## PROBLEM DETAILS
Wherever a line holds the word "have", copy that line from the data.

## SOURCE DATA
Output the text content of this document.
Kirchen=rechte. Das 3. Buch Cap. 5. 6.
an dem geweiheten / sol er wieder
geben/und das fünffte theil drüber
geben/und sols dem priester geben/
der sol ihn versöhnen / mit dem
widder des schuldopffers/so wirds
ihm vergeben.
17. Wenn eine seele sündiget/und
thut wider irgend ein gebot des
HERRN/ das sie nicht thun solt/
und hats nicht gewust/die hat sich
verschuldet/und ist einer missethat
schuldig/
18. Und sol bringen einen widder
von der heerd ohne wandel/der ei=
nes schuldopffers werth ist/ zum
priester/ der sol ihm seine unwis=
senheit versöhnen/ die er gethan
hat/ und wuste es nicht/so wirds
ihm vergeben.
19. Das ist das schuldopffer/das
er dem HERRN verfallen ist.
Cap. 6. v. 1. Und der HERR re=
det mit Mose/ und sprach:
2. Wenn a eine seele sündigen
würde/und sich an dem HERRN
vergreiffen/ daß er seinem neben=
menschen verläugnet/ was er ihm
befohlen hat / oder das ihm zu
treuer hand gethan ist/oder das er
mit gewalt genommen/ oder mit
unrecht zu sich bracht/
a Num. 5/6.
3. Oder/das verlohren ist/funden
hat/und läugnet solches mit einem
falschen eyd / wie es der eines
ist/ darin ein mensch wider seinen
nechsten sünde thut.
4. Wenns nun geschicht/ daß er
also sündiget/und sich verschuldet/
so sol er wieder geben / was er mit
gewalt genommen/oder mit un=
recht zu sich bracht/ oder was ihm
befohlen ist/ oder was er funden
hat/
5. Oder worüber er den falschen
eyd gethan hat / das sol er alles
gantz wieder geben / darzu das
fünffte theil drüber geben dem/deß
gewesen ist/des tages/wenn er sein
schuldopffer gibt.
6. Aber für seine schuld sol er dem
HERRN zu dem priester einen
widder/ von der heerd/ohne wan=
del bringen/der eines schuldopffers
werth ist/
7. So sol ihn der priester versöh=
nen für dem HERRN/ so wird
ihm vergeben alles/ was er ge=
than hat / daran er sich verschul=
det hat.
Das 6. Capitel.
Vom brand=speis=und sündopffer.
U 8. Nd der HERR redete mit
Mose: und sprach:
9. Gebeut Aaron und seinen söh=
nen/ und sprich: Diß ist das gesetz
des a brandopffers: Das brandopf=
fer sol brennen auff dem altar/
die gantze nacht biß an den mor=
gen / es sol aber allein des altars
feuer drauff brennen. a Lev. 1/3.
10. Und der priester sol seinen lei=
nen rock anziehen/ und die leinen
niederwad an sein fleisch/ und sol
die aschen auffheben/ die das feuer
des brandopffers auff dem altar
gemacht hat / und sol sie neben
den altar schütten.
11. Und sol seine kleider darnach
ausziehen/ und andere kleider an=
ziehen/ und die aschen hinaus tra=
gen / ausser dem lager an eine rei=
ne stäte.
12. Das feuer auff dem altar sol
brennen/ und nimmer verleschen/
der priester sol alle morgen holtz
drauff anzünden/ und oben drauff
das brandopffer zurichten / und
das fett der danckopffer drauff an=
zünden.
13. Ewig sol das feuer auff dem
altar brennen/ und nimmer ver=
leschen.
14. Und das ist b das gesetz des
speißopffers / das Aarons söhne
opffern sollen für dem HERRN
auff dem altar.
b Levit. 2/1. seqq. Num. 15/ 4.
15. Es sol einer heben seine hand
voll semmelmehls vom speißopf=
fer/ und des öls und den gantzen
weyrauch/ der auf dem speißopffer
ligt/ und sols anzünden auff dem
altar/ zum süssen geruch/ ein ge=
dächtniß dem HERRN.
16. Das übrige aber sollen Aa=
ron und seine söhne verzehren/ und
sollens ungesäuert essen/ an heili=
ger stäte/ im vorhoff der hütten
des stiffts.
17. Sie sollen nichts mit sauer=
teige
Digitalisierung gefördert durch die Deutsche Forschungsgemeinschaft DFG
--
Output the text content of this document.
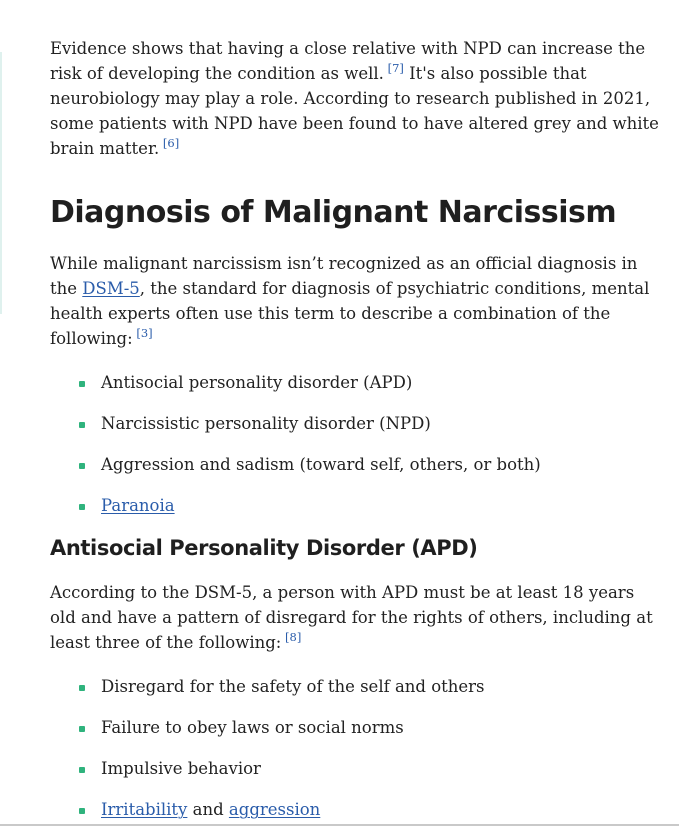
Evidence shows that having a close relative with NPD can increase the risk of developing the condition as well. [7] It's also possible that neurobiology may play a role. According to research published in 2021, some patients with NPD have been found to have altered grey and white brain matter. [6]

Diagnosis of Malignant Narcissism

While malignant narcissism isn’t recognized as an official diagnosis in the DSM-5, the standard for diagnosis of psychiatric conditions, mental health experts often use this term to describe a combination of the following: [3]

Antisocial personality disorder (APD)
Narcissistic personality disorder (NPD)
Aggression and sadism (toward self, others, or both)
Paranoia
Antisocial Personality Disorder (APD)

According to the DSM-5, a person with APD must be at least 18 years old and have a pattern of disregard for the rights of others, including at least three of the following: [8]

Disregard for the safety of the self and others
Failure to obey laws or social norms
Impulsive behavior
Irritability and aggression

## TASK RESULT
Evidence shows that having a close relative with NPD can increase the risk of developing the condition as well. [7] It's also possible that neurobiology may play a role. According to research published in 2021, some patients with NPD have been found to have altered grey and white brain matter. [6]
According to the DSM-5, a person with APD must be at least 18 years old and have a pattern of disregard for the rights of others, including at least three of the following: [8]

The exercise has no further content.